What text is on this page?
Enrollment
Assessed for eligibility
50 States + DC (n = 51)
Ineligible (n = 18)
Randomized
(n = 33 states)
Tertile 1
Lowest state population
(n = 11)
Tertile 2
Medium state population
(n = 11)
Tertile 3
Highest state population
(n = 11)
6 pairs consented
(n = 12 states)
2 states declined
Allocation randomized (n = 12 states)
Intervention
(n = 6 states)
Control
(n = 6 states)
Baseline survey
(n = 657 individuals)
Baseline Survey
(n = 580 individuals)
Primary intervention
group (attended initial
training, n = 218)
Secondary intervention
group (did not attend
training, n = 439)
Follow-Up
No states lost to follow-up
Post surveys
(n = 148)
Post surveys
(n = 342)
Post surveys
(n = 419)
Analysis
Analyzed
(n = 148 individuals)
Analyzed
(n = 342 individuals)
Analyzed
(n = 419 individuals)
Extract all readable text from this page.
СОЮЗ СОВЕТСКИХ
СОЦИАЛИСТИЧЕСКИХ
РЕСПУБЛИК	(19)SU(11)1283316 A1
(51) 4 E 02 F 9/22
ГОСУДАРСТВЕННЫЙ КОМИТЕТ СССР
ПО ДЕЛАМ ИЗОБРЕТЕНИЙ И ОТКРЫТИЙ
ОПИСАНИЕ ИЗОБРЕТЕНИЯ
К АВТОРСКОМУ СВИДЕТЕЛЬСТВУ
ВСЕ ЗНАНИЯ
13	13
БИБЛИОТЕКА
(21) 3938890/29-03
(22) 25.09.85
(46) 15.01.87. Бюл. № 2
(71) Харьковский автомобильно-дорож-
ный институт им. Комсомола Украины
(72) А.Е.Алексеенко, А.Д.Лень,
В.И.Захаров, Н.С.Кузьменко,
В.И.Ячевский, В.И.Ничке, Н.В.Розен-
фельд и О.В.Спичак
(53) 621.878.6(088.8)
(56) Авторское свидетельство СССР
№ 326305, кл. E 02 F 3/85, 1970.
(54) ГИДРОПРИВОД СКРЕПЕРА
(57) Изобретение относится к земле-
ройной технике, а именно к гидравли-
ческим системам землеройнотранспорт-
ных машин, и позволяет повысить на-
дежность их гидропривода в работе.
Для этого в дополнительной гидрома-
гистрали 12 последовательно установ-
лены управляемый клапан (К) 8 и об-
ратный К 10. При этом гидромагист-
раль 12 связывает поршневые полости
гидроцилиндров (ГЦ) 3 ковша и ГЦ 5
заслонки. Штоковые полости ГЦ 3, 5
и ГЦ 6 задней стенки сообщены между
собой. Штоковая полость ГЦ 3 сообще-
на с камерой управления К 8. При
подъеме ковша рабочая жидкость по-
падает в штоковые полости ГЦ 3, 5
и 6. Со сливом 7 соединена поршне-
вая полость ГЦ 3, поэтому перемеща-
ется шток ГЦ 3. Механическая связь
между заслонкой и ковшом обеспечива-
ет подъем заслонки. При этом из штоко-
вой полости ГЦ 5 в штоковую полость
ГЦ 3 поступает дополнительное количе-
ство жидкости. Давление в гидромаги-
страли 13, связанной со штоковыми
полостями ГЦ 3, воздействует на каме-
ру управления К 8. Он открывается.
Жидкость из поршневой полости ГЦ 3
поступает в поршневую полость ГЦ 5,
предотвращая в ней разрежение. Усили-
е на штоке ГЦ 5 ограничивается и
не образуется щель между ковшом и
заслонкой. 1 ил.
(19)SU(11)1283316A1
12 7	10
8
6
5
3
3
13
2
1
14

EXERCISE INSTRUCTIONS:
Write out the whole listing again. Match it word for word.

RESULT:
What text is on this page?
Enrollment
Assessed for eligibility
50 States + DC (n = 51)
Ineligible (n = 18)
Randomized
(n = 33 states)
Tertile 1
Lowest state population
(n = 11)
Tertile 2
Medium state population
(n = 11)
Tertile 3
Highest state population
(n = 11)
6 pairs consented
(n = 12 states)
2 states declined
Allocation randomized (n = 12 states)
Intervention
(n = 6 states)
Control
(n = 6 states)
Baseline survey
(n = 657 individuals)
Baseline Survey
(n = 580 individuals)
Primary intervention
group (attended initial
training, n = 218)
Secondary intervention
group (did not attend
training, n = 439)
Follow-Up
No states lost to follow-up
Post surveys
(n = 148)
Post surveys
(n = 342)
Post surveys
(n = 419)
Analysis
Analyzed
(n = 148 individuals)
Analyzed
(n = 342 individuals)
Analyzed
(n = 419 individuals)
Extract all readable text from this page.
СОЮЗ СОВЕТСКИХ
СОЦИАЛИСТИЧЕСКИХ
РЕСПУБЛИК	(19)SU(11)1283316 A1
(51) 4 E 02 F 9/22
ГОСУДАРСТВЕННЫЙ КОМИТЕТ СССР
ПО ДЕЛАМ ИЗОБРЕТЕНИЙ И ОТКРЫТИЙ
ОПИСАНИЕ ИЗОБРЕТЕНИЯ
К АВТОРСКОМУ СВИДЕТЕЛЬСТВУ
ВСЕ ЗНАНИЯ
13	13
БИБЛИОТЕКА
(21) 3938890/29-03
(22) 25.09.85
(46) 15.01.87. Бюл. № 2
(71) Харьковский автомобильно-дорож-
ный институт им. Комсомола Украины
(72) А.Е.Алексеенко, А.Д.Лень,
В.И.Захаров, Н.С.Кузьменко,
В.И.Ячевский, В.И.Ничке, Н.В.Розен-
фельд и О.В.Спичак
(53) 621.878.6(088.8)
(56) Авторское свидетельство СССР
№ 326305, кл. E 02 F 3/85, 1970.
(54) ГИДРОПРИВОД СКРЕПЕРА
(57) Изобретение относится к земле-
ройной технике, а именно к гидравли-
ческим системам землеройнотранспорт-
ных машин, и позволяет повысить на-
дежность их гидропривода в работе.
Для этого в дополнительной гидрома-
гистрали 12 последовательно установ-
лены управляемый клапан (К) 8 и об-
ратный К 10. При этом гидромагист-
раль 12 связывает поршневые полости
гидроцилиндров (ГЦ) 3 ковша и ГЦ 5
заслонки. Штоковые полости ГЦ 3, 5
и ГЦ 6 задней стенки сообщены между
собой. Штоковая полость ГЦ 3 сообще-
на с камерой управления К 8. При
подъеме ковша рабочая жидкость по-
падает в штоковые полости ГЦ 3, 5
и 6. Со сливом 7 соединена поршне-
вая полость ГЦ 3, поэтому перемеща-
ется шток ГЦ 3. Механическая связь
между заслонкой и ковшом обеспечива-
ет подъем заслонки. При этом из штоко-
вой полости ГЦ 5 в штоковую полость
ГЦ 3 поступает дополнительное количе-
ство жидкости. Давление в гидромаги-
страли 13, связанной со штоковыми
полостями ГЦ 3, воздействует на каме-
ру управления К 8. Он открывается.
Жидкость из поршневой полости ГЦ 3
поступает в поршневую полость ГЦ 5,
предотвращая в ней разрежение. Усили-
е на штоке ГЦ 5 ограничивается и
не образуется щель между ковшом и
заслонкой. 1 ил.
(19)SU(11)1283316A1
12 7	10
8
6
5
3
3
13
2
1
14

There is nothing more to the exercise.